Count the lines below that contain "kinderen". Give only the number.
>>>
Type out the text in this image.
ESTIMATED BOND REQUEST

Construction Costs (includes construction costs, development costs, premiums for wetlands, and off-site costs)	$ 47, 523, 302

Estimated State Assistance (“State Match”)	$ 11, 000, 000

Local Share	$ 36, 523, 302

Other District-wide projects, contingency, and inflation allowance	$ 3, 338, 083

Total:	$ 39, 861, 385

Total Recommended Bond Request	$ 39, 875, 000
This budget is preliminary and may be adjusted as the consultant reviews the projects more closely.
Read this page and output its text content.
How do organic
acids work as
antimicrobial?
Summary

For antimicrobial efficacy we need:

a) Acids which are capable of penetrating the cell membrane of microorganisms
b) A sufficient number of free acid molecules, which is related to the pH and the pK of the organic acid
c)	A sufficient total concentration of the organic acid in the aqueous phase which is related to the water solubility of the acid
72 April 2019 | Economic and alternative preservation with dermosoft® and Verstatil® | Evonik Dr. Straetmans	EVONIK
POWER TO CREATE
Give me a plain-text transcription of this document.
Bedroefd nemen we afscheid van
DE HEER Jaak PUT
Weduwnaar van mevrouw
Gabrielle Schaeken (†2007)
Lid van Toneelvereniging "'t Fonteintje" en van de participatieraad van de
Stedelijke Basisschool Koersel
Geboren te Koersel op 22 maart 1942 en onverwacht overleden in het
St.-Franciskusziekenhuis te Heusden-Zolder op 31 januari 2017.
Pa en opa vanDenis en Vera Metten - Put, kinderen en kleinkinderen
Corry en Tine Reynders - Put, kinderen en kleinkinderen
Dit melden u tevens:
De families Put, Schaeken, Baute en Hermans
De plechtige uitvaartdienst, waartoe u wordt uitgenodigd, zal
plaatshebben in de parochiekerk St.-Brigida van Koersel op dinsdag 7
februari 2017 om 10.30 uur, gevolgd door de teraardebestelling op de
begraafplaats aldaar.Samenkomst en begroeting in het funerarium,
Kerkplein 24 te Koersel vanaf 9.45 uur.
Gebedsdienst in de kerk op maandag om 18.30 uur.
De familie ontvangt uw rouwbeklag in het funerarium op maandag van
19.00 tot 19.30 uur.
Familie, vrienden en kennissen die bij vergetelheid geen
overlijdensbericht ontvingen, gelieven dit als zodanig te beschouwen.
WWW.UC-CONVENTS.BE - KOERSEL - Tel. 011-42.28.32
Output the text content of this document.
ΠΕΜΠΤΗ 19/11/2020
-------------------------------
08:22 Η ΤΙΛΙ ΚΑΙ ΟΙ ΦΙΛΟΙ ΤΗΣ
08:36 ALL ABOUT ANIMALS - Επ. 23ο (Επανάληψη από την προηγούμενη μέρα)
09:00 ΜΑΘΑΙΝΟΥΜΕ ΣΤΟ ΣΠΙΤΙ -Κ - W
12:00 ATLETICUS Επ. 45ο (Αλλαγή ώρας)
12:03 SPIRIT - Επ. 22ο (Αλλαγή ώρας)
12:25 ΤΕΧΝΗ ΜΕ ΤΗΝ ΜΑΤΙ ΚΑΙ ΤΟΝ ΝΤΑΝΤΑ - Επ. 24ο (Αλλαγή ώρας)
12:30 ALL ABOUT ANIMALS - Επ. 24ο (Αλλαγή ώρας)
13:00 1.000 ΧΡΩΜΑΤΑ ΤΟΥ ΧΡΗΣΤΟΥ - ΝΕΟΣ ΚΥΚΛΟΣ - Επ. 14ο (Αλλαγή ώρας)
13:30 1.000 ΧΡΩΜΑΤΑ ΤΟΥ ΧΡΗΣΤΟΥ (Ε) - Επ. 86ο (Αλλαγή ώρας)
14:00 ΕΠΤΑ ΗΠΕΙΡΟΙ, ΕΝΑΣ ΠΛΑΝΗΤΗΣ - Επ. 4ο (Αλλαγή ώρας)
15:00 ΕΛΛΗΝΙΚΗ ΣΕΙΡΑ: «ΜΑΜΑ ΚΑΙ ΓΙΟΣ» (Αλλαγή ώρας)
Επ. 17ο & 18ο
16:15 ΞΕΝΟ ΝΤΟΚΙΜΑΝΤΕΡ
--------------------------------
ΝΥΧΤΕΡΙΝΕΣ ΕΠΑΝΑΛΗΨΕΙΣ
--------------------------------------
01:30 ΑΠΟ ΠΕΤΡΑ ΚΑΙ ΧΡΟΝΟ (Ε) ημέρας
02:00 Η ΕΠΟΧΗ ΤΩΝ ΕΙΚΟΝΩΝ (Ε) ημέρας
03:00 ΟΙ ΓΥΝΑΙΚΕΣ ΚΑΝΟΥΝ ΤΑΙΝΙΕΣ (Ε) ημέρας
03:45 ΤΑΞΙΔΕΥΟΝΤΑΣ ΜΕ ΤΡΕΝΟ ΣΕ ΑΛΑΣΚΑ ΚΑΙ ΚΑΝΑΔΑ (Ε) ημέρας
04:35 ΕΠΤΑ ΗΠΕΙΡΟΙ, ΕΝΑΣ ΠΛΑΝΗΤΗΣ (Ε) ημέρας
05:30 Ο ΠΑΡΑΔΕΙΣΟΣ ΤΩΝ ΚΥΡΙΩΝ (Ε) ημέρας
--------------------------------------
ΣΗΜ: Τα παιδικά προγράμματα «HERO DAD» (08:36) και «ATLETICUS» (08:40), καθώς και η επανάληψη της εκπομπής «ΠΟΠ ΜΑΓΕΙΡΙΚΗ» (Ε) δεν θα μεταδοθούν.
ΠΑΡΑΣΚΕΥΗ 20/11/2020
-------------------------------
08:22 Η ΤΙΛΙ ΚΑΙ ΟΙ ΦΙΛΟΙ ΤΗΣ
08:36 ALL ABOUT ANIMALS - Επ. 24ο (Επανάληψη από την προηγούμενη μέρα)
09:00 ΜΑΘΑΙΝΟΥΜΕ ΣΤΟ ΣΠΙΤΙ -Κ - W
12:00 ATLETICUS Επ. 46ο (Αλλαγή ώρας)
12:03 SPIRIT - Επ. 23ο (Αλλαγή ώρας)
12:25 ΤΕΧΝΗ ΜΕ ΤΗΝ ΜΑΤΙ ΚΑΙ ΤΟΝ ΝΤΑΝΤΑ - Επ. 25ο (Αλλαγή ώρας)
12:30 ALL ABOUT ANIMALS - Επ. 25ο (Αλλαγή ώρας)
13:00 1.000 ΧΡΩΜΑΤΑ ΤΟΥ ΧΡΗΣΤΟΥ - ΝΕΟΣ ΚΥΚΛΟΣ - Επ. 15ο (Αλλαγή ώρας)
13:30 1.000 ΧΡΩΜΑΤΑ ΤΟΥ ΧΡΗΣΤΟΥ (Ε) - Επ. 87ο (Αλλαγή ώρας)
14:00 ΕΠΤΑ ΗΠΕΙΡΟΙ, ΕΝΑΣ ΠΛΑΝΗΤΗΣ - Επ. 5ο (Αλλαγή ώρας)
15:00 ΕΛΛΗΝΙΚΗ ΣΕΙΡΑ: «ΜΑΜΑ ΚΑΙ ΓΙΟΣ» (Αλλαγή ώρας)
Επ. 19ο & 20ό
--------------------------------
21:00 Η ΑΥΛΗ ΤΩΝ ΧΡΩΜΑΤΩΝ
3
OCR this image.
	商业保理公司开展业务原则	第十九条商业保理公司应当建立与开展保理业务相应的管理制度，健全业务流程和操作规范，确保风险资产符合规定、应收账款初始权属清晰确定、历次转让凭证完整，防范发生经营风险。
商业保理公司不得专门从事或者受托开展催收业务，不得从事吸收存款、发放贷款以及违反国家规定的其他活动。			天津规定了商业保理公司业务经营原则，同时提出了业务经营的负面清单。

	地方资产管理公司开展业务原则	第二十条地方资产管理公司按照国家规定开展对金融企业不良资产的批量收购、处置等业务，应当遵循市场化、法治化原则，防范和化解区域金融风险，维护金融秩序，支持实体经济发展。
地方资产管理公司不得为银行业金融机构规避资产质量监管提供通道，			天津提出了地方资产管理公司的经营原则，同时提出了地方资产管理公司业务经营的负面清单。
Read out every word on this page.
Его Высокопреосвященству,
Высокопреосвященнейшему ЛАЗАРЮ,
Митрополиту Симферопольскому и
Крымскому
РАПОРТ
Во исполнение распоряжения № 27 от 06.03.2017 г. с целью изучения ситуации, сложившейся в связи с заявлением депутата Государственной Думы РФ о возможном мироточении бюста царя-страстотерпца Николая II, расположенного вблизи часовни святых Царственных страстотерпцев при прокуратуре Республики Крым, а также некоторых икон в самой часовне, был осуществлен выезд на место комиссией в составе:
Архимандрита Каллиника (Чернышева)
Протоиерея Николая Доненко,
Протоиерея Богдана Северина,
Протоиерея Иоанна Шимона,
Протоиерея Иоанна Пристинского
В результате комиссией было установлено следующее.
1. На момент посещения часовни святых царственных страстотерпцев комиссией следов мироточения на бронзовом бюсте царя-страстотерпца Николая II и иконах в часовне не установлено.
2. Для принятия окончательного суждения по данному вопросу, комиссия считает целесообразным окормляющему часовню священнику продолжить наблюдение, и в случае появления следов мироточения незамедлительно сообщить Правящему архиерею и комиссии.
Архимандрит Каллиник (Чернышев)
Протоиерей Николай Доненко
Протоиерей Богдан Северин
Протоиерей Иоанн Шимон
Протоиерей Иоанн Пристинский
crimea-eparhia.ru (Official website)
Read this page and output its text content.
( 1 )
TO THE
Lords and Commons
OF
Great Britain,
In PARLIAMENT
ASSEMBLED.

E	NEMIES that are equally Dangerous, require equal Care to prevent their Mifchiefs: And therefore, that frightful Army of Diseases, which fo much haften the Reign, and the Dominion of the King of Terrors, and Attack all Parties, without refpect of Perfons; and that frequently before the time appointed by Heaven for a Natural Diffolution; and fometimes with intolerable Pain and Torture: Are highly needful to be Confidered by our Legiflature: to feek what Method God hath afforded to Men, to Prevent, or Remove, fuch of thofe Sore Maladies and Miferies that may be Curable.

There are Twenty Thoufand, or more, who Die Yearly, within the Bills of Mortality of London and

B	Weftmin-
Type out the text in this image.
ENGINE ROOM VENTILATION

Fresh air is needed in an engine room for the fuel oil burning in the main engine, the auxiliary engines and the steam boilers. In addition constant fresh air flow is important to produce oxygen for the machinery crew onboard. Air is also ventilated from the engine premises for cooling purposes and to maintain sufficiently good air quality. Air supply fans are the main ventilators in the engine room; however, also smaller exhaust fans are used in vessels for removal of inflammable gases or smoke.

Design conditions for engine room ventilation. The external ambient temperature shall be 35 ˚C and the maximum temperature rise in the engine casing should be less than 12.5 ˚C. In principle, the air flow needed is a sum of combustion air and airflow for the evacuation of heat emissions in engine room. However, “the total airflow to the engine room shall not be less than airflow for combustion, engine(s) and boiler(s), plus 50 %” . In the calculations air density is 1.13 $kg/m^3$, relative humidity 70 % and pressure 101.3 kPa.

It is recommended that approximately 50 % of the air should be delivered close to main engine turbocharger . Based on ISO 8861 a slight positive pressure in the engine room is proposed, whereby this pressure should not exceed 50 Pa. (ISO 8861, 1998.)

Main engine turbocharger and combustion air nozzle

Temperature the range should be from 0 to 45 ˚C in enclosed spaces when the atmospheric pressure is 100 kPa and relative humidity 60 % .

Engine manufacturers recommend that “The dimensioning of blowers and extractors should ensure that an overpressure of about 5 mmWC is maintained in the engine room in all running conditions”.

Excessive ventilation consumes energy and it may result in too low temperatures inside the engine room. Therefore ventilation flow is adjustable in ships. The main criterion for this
<<<
Complete response.
2